───── Dataset records

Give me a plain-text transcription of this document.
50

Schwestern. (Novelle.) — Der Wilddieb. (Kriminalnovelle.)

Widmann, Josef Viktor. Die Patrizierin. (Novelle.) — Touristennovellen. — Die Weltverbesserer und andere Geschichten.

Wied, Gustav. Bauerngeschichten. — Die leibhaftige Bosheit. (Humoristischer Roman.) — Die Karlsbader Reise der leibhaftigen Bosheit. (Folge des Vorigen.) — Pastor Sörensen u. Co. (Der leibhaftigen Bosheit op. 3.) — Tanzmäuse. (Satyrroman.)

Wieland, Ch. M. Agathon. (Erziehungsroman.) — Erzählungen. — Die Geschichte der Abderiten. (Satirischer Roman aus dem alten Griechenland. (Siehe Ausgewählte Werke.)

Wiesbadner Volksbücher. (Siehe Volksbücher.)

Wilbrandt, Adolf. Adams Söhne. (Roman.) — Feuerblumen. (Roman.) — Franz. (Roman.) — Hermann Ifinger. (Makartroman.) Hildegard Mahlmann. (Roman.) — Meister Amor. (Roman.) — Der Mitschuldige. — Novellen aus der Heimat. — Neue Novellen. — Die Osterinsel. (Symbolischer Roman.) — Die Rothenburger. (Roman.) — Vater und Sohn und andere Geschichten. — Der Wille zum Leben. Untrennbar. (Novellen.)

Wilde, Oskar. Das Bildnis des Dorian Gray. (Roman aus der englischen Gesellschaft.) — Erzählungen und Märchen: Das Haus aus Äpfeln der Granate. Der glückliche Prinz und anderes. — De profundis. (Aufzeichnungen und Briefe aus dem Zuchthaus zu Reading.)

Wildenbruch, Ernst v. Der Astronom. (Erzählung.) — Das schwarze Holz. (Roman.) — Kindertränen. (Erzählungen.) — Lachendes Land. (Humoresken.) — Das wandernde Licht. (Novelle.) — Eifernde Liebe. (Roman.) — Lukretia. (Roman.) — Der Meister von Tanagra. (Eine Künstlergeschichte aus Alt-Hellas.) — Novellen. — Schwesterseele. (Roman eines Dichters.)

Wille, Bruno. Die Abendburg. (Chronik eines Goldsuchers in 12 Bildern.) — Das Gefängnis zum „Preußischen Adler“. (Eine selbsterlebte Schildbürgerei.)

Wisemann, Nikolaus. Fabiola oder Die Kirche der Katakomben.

──────────

**Exercise prompt**
Reproduce the listing in full. Keep it exactly as written.

**The completed task**
Give me a plain-text transcription of this document.
50

Schwestern. (Novelle.) — Der Wilddieb. (Kriminalnovelle.)

Widmann, Josef Viktor. Die Patrizierin. (Novelle.) — Touristennovellen. — Die Weltverbesserer und andere Geschichten.

Wied, Gustav. Bauerngeschichten. — Die leibhaftige Bosheit. (Humoristischer Roman.) — Die Karlsbader Reise der leibhaftigen Bosheit. (Folge des Vorigen.) — Pastor Sörensen u. Co. (Der leibhaftigen Bosheit op. 3.) — Tanzmäuse. (Satyrroman.)

Wieland, Ch. M. Agathon. (Erziehungsroman.) — Erzählungen. — Die Geschichte der Abderiten. (Satirischer Roman aus dem alten Griechenland. (Siehe Ausgewählte Werke.)

Wiesbadner Volksbücher. (Siehe Volksbücher.)

Wilbrandt, Adolf. Adams Söhne. (Roman.) — Feuerblumen. (Roman.) — Franz. (Roman.) — Hermann Ifinger. (Makartroman.) Hildegard Mahlmann. (Roman.) — Meister Amor. (Roman.) — Der Mitschuldige. — Novellen aus der Heimat. — Neue Novellen. — Die Osterinsel. (Symbolischer Roman.) — Die Rothenburger. (Roman.) — Vater und Sohn und andere Geschichten. — Der Wille zum Leben. Untrennbar. (Novellen.)

Wilde, Oskar. Das Bildnis des Dorian Gray. (Roman aus der englischen Gesellschaft.) — Erzählungen und Märchen: Das Haus aus Äpfeln der Granate. Der glückliche Prinz und anderes. — De profundis. (Aufzeichnungen und Briefe aus dem Zuchthaus zu Reading.)

Wildenbruch, Ernst v. Der Astronom. (Erzählung.) — Das schwarze Holz. (Roman.) — Kindertränen. (Erzählungen.) — Lachendes Land. (Humoresken.) — Das wandernde Licht. (Novelle.) — Eifernde Liebe. (Roman.) — Lukretia. (Roman.) — Der Meister von Tanagra. (Eine Künstlergeschichte aus Alt-Hellas.) — Novellen. — Schwesterseele. (Roman eines Dichters.)

Wille, Bruno. Die Abendburg. (Chronik eines Goldsuchers in 12 Bildern.) — Das Gefängnis zum „Preußischen Adler“. (Eine selbsterlebte Schildbürgerei.)

Wisemann, Nikolaus. Fabiola oder Die Kirche der Katakomben.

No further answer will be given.